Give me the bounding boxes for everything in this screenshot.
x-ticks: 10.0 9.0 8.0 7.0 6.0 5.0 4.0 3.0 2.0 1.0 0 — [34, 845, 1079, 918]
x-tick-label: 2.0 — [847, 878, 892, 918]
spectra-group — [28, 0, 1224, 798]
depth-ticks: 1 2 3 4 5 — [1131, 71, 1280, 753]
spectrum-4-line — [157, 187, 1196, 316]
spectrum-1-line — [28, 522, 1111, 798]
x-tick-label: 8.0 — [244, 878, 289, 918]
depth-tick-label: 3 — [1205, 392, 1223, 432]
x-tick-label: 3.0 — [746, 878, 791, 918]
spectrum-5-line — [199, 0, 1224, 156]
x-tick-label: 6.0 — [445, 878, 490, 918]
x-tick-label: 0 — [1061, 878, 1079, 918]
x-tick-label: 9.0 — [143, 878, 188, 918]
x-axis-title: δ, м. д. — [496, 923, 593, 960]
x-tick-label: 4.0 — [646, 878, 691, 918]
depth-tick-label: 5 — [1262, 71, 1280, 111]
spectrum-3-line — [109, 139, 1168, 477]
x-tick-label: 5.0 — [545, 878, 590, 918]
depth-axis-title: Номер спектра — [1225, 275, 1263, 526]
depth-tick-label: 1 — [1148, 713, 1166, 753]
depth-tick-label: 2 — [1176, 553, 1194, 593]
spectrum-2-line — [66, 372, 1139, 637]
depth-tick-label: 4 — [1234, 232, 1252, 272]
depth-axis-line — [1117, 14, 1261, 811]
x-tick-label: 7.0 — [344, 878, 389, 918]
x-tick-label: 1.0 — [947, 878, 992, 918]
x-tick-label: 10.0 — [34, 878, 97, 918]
______
Aktualisiere die Daten, indem du überall „x-tick-label“ durch „x-axis-label“ ersetzt. Alles andere bleibt unverändert.

▸ **Lösung**:
Give me the bounding boxes for everything in this screenshot.
x-ticks: 10.0 9.0 8.0 7.0 6.0 5.0 4.0 3.0 2.0 1.0 0 — [34, 845, 1079, 918]
x-axis-label: 2.0 — [847, 878, 892, 918]
spectra-group — [28, 0, 1224, 798]
depth-ticks: 1 2 3 4 5 — [1131, 71, 1280, 753]
spectrum-4-line — [157, 187, 1196, 316]
spectrum-1-line — [28, 522, 1111, 798]
x-axis-label: 8.0 — [244, 878, 289, 918]
depth-tick-label: 3 — [1205, 392, 1223, 432]
x-axis-label: 3.0 — [746, 878, 791, 918]
spectrum-5-line — [199, 0, 1224, 156]
x-axis-label: 6.0 — [445, 878, 490, 918]
x-axis-label: 0 — [1061, 878, 1079, 918]
x-axis-label: 9.0 — [143, 878, 188, 918]
x-axis-title: δ, м. д. — [496, 923, 593, 960]
x-axis-label: 4.0 — [646, 878, 691, 918]
depth-tick-label: 5 — [1262, 71, 1280, 111]
spectrum-3-line — [109, 139, 1168, 477]
x-axis-label: 5.0 — [545, 878, 590, 918]
depth-axis-title: Номер спектра — [1225, 275, 1263, 526]
depth-tick-label: 1 — [1148, 713, 1166, 753]
depth-tick-label: 2 — [1176, 553, 1194, 593]
spectrum-2-line — [66, 372, 1139, 637]
depth-tick-label: 4 — [1234, 232, 1252, 272]
depth-axis-line — [1117, 14, 1261, 811]
x-axis-label: 7.0 — [344, 878, 389, 918]
x-axis-label: 1.0 — [947, 878, 992, 918]
x-axis-label: 10.0 — [34, 878, 97, 918]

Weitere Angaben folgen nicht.